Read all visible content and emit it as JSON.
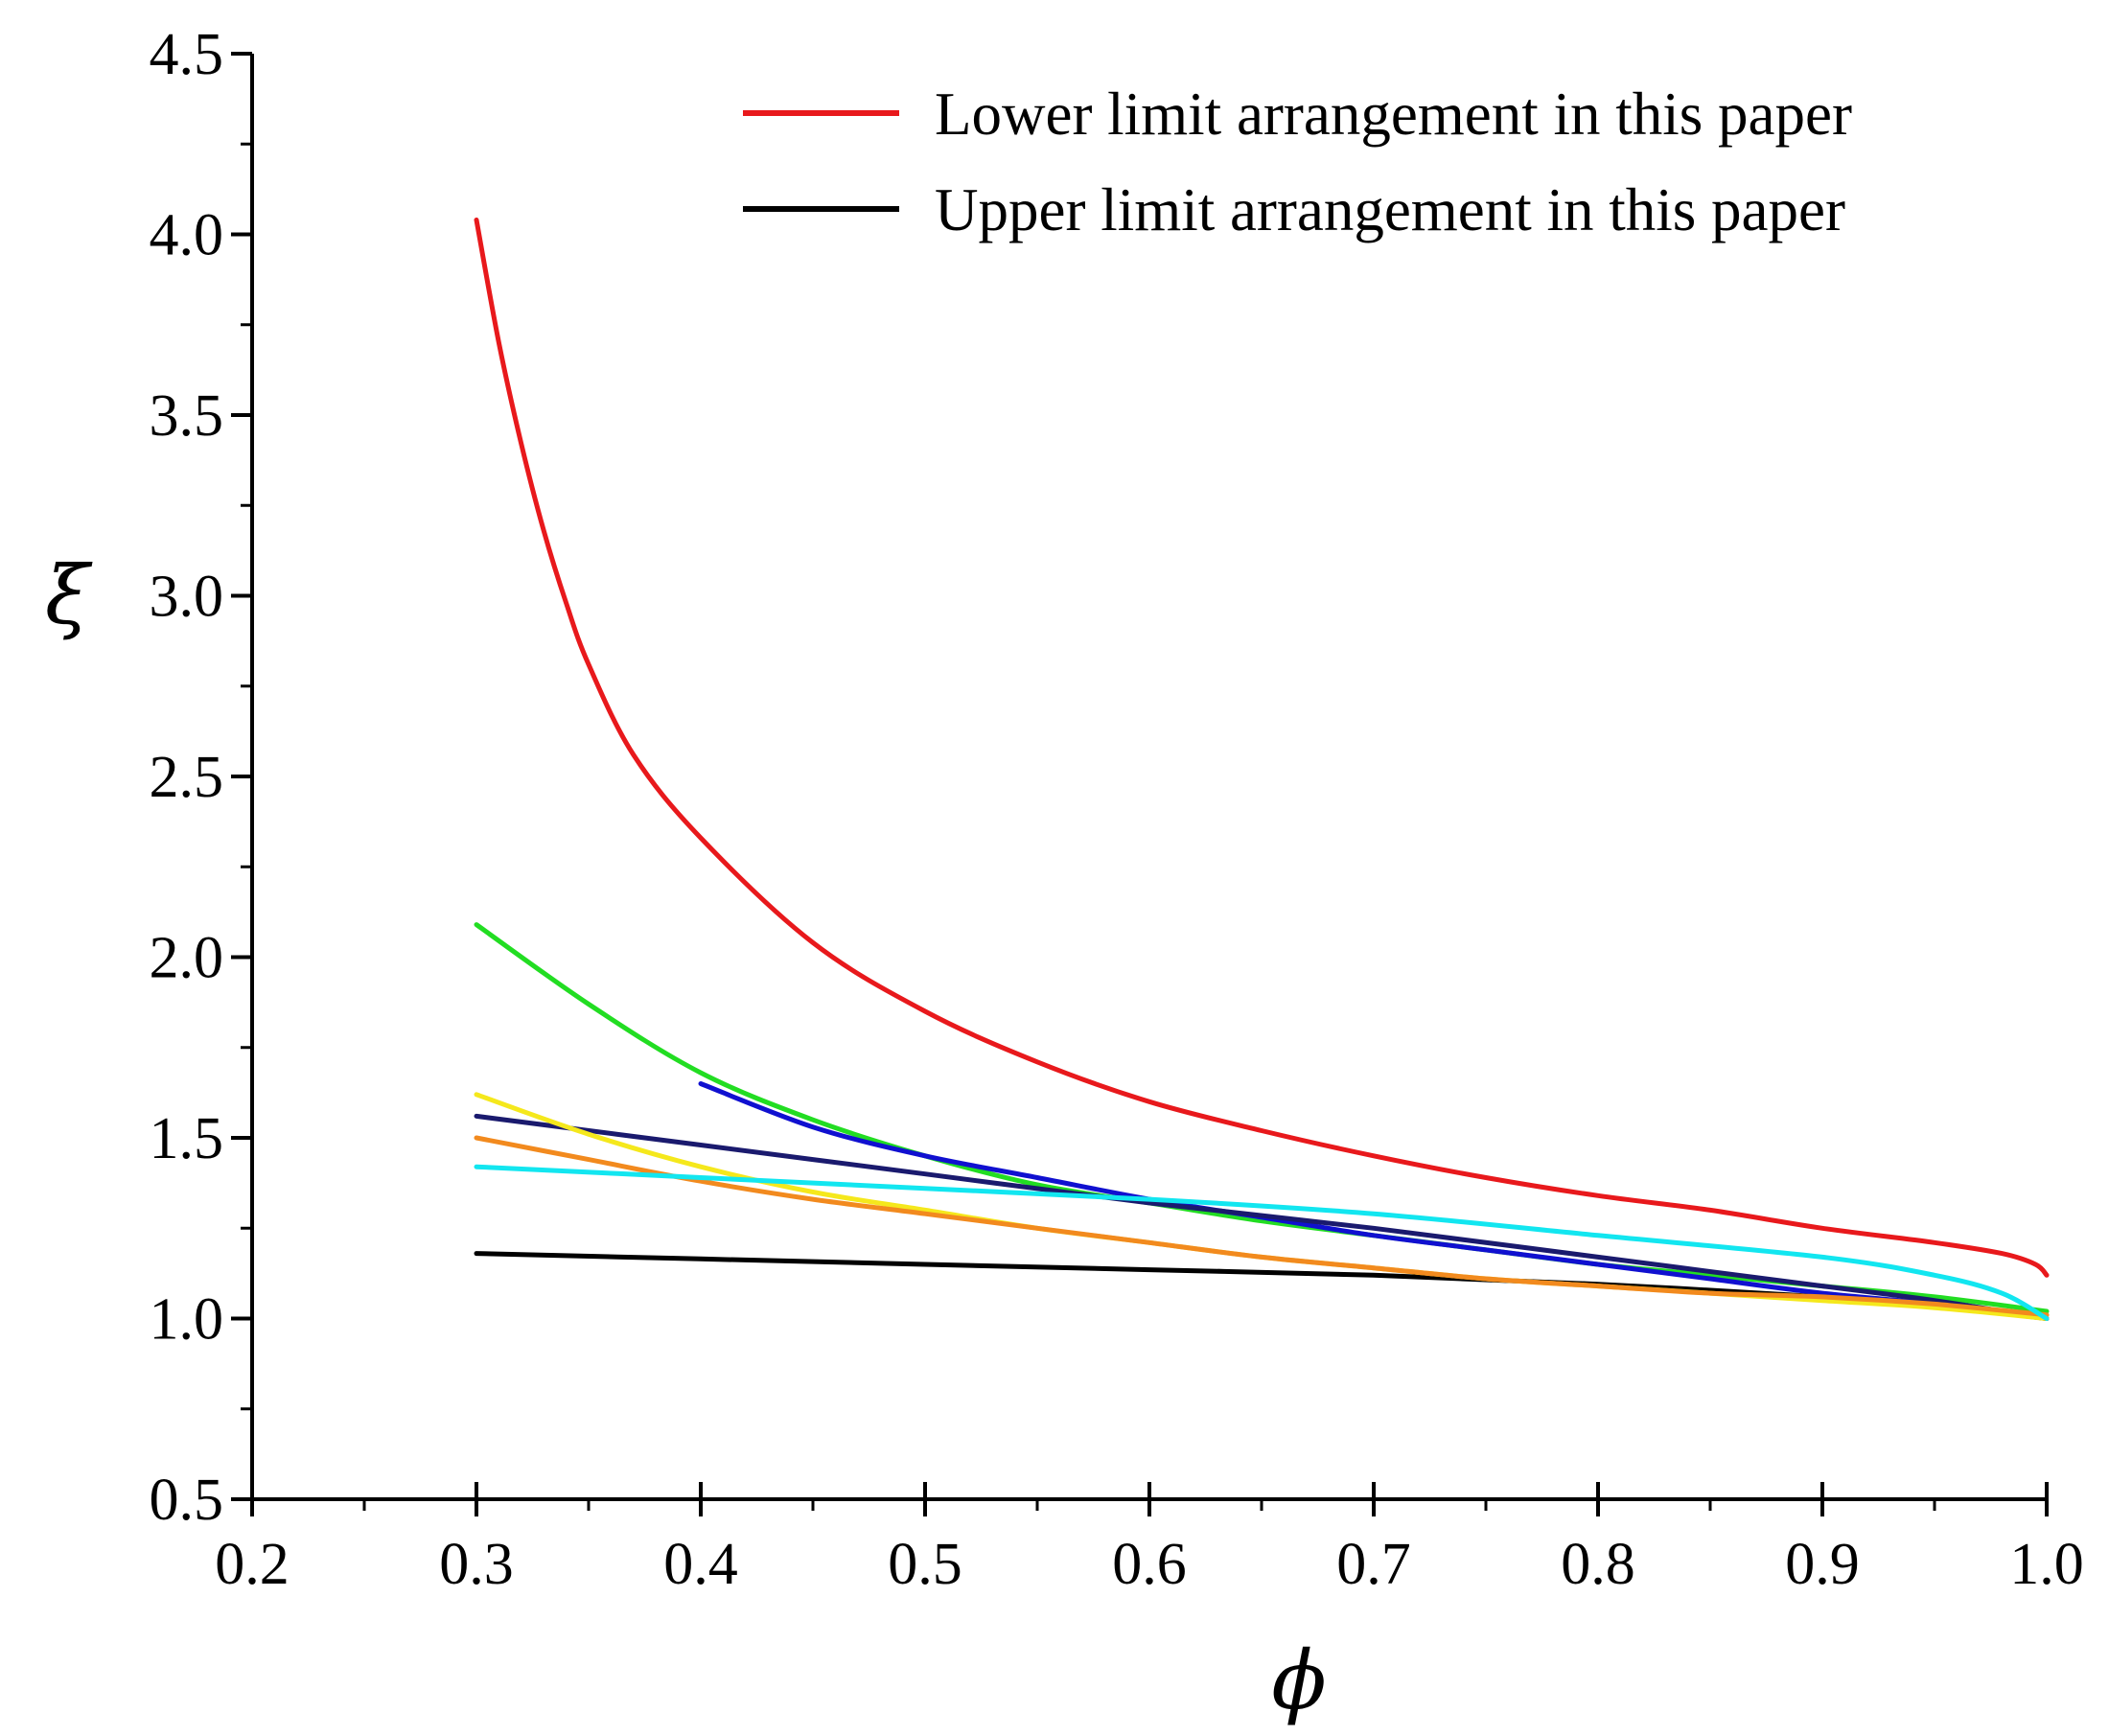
{
  "chart_data": {
    "type": "line",
    "title": "",
    "xlabel": "ϕ",
    "ylabel": "ξ",
    "xlim": [
      0.2,
      1.0
    ],
    "ylim": [
      0.5,
      4.5
    ],
    "x_ticks": [
      "0.2",
      "0.3",
      "0.4",
      "0.5",
      "0.6",
      "0.7",
      "0.8",
      "0.9",
      "1.0"
    ],
    "y_ticks": [
      "0.5",
      "1.0",
      "1.5",
      "2.0",
      "2.5",
      "3.0",
      "3.5",
      "4.0",
      "4.5"
    ],
    "grid": false,
    "legend_position": "top-right",
    "series": [
      {
        "name": "Lower limit arrangement in this paper",
        "color": "#e8191c",
        "in_legend": true,
        "points": [
          [
            0.3,
            4.04
          ],
          [
            0.31,
            3.7
          ],
          [
            0.32,
            3.42
          ],
          [
            0.33,
            3.18
          ],
          [
            0.34,
            2.98
          ],
          [
            0.35,
            2.81
          ],
          [
            0.37,
            2.56
          ],
          [
            0.4,
            2.33
          ],
          [
            0.45,
            2.04
          ],
          [
            0.5,
            1.85
          ],
          [
            0.55,
            1.71
          ],
          [
            0.6,
            1.6
          ],
          [
            0.65,
            1.52
          ],
          [
            0.7,
            1.45
          ],
          [
            0.75,
            1.39
          ],
          [
            0.8,
            1.34
          ],
          [
            0.85,
            1.3
          ],
          [
            0.9,
            1.25
          ],
          [
            0.95,
            1.21
          ],
          [
            0.98,
            1.18
          ],
          [
            0.995,
            1.15
          ],
          [
            1.0,
            1.12
          ]
        ]
      },
      {
        "name": "Upper limit arrangement in this paper",
        "color": "#000000",
        "in_legend": true,
        "points": [
          [
            0.3,
            1.18
          ],
          [
            0.4,
            1.165
          ],
          [
            0.5,
            1.15
          ],
          [
            0.6,
            1.135
          ],
          [
            0.7,
            1.12
          ],
          [
            0.8,
            1.095
          ],
          [
            0.9,
            1.06
          ],
          [
            0.95,
            1.035
          ],
          [
            1.0,
            1.0
          ]
        ]
      },
      {
        "name": "Green curve",
        "color": "#22dd22",
        "in_legend": false,
        "points": [
          [
            0.3,
            2.09
          ],
          [
            0.35,
            1.87
          ],
          [
            0.4,
            1.68
          ],
          [
            0.45,
            1.55
          ],
          [
            0.5,
            1.45
          ],
          [
            0.55,
            1.37
          ],
          [
            0.6,
            1.32
          ],
          [
            0.65,
            1.27
          ],
          [
            0.7,
            1.23
          ],
          [
            0.75,
            1.19
          ],
          [
            0.8,
            1.15
          ],
          [
            0.85,
            1.12
          ],
          [
            0.9,
            1.09
          ],
          [
            0.95,
            1.06
          ],
          [
            1.0,
            1.02
          ]
        ]
      },
      {
        "name": "Blue curve",
        "color": "#1010d0",
        "in_legend": false,
        "points": [
          [
            0.4,
            1.65
          ],
          [
            0.45,
            1.53
          ],
          [
            0.5,
            1.45
          ],
          [
            0.55,
            1.39
          ],
          [
            0.6,
            1.33
          ],
          [
            0.65,
            1.28
          ],
          [
            0.7,
            1.23
          ],
          [
            0.75,
            1.19
          ],
          [
            0.8,
            1.15
          ],
          [
            0.85,
            1.11
          ],
          [
            0.9,
            1.07
          ],
          [
            0.95,
            1.04
          ],
          [
            1.0,
            1.0
          ]
        ]
      },
      {
        "name": "Navy curve",
        "color": "#1a1a6e",
        "in_legend": false,
        "points": [
          [
            0.3,
            1.56
          ],
          [
            0.4,
            1.48
          ],
          [
            0.5,
            1.4
          ],
          [
            0.6,
            1.32
          ],
          [
            0.7,
            1.25
          ],
          [
            0.8,
            1.17
          ],
          [
            0.9,
            1.09
          ],
          [
            0.95,
            1.05
          ],
          [
            1.0,
            1.0
          ]
        ]
      },
      {
        "name": "Yellow curve",
        "color": "#f5e81c",
        "in_legend": false,
        "points": [
          [
            0.3,
            1.62
          ],
          [
            0.35,
            1.51
          ],
          [
            0.4,
            1.42
          ],
          [
            0.45,
            1.35
          ],
          [
            0.5,
            1.3
          ],
          [
            0.55,
            1.25
          ],
          [
            0.6,
            1.21
          ],
          [
            0.65,
            1.17
          ],
          [
            0.7,
            1.14
          ],
          [
            0.75,
            1.11
          ],
          [
            0.8,
            1.09
          ],
          [
            0.85,
            1.07
          ],
          [
            0.9,
            1.05
          ],
          [
            0.95,
            1.03
          ],
          [
            1.0,
            1.0
          ]
        ]
      },
      {
        "name": "Orange curve",
        "color": "#f28a1e",
        "in_legend": false,
        "points": [
          [
            0.3,
            1.5
          ],
          [
            0.35,
            1.44
          ],
          [
            0.4,
            1.38
          ],
          [
            0.45,
            1.33
          ],
          [
            0.5,
            1.29
          ],
          [
            0.55,
            1.25
          ],
          [
            0.6,
            1.21
          ],
          [
            0.65,
            1.17
          ],
          [
            0.7,
            1.14
          ],
          [
            0.75,
            1.11
          ],
          [
            0.8,
            1.09
          ],
          [
            0.85,
            1.07
          ],
          [
            0.9,
            1.06
          ],
          [
            0.95,
            1.04
          ],
          [
            1.0,
            1.01
          ]
        ]
      },
      {
        "name": "Cyan curve",
        "color": "#12e6f0",
        "in_legend": false,
        "points": [
          [
            0.3,
            1.42
          ],
          [
            0.4,
            1.39
          ],
          [
            0.5,
            1.36
          ],
          [
            0.6,
            1.33
          ],
          [
            0.7,
            1.29
          ],
          [
            0.8,
            1.23
          ],
          [
            0.9,
            1.17
          ],
          [
            0.95,
            1.12
          ],
          [
            0.98,
            1.07
          ],
          [
            1.0,
            1.0
          ]
        ]
      }
    ]
  }
}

> **Task prompt**
From the entries above, output every line exactly and omit any image.

> **Task result**
Read all visible content and emit it as JSON.
{
  "chart_data": {
    "type": "line",
    "title": "",
    "xlabel": "ϕ",
    "ylabel": "ξ",
    "xlim": [
      0.2,
      1.0
    ],
    "ylim": [
      0.5,
      4.5
    ],
    "x_ticks": [
      "0.2",
      "0.3",
      "0.4",
      "0.5",
      "0.6",
      "0.7",
      "0.8",
      "0.9",
      "1.0"
    ],
    "y_ticks": [
      "0.5",
      "1.0",
      "1.5",
      "2.0",
      "2.5",
      "3.0",
      "3.5",
      "4.0",
      "4.5"
    ],
    "grid": false,
    "legend_position": "top-right",
    "series": [
      {
        "name": "Lower limit arrangement in this paper",
        "color": "#e8191c",
        "in_legend": true,
        "points": [
          [
            0.3,
            4.04
          ],
          [
            0.31,
            3.7
          ],
          [
            0.32,
            3.42
          ],
          [
            0.33,
            3.18
          ],
          [
            0.34,
            2.98
          ],
          [
            0.35,
            2.81
          ],
          [
            0.37,
            2.56
          ],
          [
            0.4,
            2.33
          ],
          [
            0.45,
            2.04
          ],
          [
            0.5,
            1.85
          ],
          [
            0.55,
            1.71
          ],
          [
            0.6,
            1.6
          ],
          [
            0.65,
            1.52
          ],
          [
            0.7,
            1.45
          ],
          [
            0.75,
            1.39
          ],
          [
            0.8,
            1.34
          ],
          [
            0.85,
            1.3
          ],
          [
            0.9,
            1.25
          ],
          [
            0.95,
            1.21
          ],
          [
            0.98,
            1.18
          ],
          [
            0.995,
            1.15
          ],
          [
            1.0,
            1.12
          ]
        ]
      },
      {
        "name": "Upper limit arrangement in this paper",
        "color": "#000000",
        "in_legend": true,
        "points": [
          [
            0.3,
            1.18
          ],
          [
            0.4,
            1.165
          ],
          [
            0.5,
            1.15
          ],
          [
            0.6,
            1.135
          ],
          [
            0.7,
            1.12
          ],
          [
            0.8,
            1.095
          ],
          [
            0.9,
            1.06
          ],
          [
            0.95,
            1.035
          ],
          [
            1.0,
            1.0
          ]
        ]
      },
      {
        "name": "Green curve",
        "color": "#22dd22",
        "in_legend": false,
        "points": [
          [
            0.3,
            2.09
          ],
          [
            0.35,
            1.87
          ],
          [
            0.4,
            1.68
          ],
          [
            0.45,
            1.55
          ],
          [
            0.5,
            1.45
          ],
          [
            0.55,
            1.37
          ],
          [
            0.6,
            1.32
          ],
          [
            0.65,
            1.27
          ],
          [
            0.7,
            1.23
          ],
          [
            0.75,
            1.19
          ],
          [
            0.8,
            1.15
          ],
          [
            0.85,
            1.12
          ],
          [
            0.9,
            1.09
          ],
          [
            0.95,
            1.06
          ],
          [
            1.0,
            1.02
          ]
        ]
      },
      {
        "name": "Blue curve",
        "color": "#1010d0",
        "in_legend": false,
        "points": [
          [
            0.4,
            1.65
          ],
          [
            0.45,
            1.53
          ],
          [
            0.5,
            1.45
          ],
          [
            0.55,
            1.39
          ],
          [
            0.6,
            1.33
          ],
          [
            0.65,
            1.28
          ],
          [
            0.7,
            1.23
          ],
          [
            0.75,
            1.19
          ],
          [
            0.8,
            1.15
          ],
          [
            0.85,
            1.11
          ],
          [
            0.9,
            1.07
          ],
          [
            0.95,
            1.04
          ],
          [
            1.0,
            1.0
          ]
        ]
      },
      {
        "name": "Navy curve",
        "color": "#1a1a6e",
        "in_legend": false,
        "points": [
          [
            0.3,
            1.56
          ],
          [
            0.4,
            1.48
          ],
          [
            0.5,
            1.4
          ],
          [
            0.6,
            1.32
          ],
          [
            0.7,
            1.25
          ],
          [
            0.8,
            1.17
          ],
          [
            0.9,
            1.09
          ],
          [
            0.95,
            1.05
          ],
          [
            1.0,
            1.0
          ]
        ]
      },
      {
        "name": "Yellow curve",
        "color": "#f5e81c",
        "in_legend": false,
        "points": [
          [
            0.3,
            1.62
          ],
          [
            0.35,
            1.51
          ],
          [
            0.4,
            1.42
          ],
          [
            0.45,
            1.35
          ],
          [
            0.5,
            1.3
          ],
          [
            0.55,
            1.25
          ],
          [
            0.6,
            1.21
          ],
          [
            0.65,
            1.17
          ],
          [
            0.7,
            1.14
          ],
          [
            0.75,
            1.11
          ],
          [
            0.8,
            1.09
          ],
          [
            0.85,
            1.07
          ],
          [
            0.9,
            1.05
          ],
          [
            0.95,
            1.03
          ],
          [
            1.0,
            1.0
          ]
        ]
      },
      {
        "name": "Orange curve",
        "color": "#f28a1e",
        "in_legend": false,
        "points": [
          [
            0.3,
            1.5
          ],
          [
            0.35,
            1.44
          ],
          [
            0.4,
            1.38
          ],
          [
            0.45,
            1.33
          ],
          [
            0.5,
            1.29
          ],
          [
            0.55,
            1.25
          ],
          [
            0.6,
            1.21
          ],
          [
            0.65,
            1.17
          ],
          [
            0.7,
            1.14
          ],
          [
            0.75,
            1.11
          ],
          [
            0.8,
            1.09
          ],
          [
            0.85,
            1.07
          ],
          [
            0.9,
            1.06
          ],
          [
            0.95,
            1.04
          ],
          [
            1.0,
            1.01
          ]
        ]
      },
      {
        "name": "Cyan curve",
        "color": "#12e6f0",
        "in_legend": false,
        "points": [
          [
            0.3,
            1.42
          ],
          [
            0.4,
            1.39
          ],
          [
            0.5,
            1.36
          ],
          [
            0.6,
            1.33
          ],
          [
            0.7,
            1.29
          ],
          [
            0.8,
            1.23
          ],
          [
            0.9,
            1.17
          ],
          [
            0.95,
            1.12
          ],
          [
            0.98,
            1.07
          ],
          [
            1.0,
            1.0
          ]
        ]
      }
    ]
  }
}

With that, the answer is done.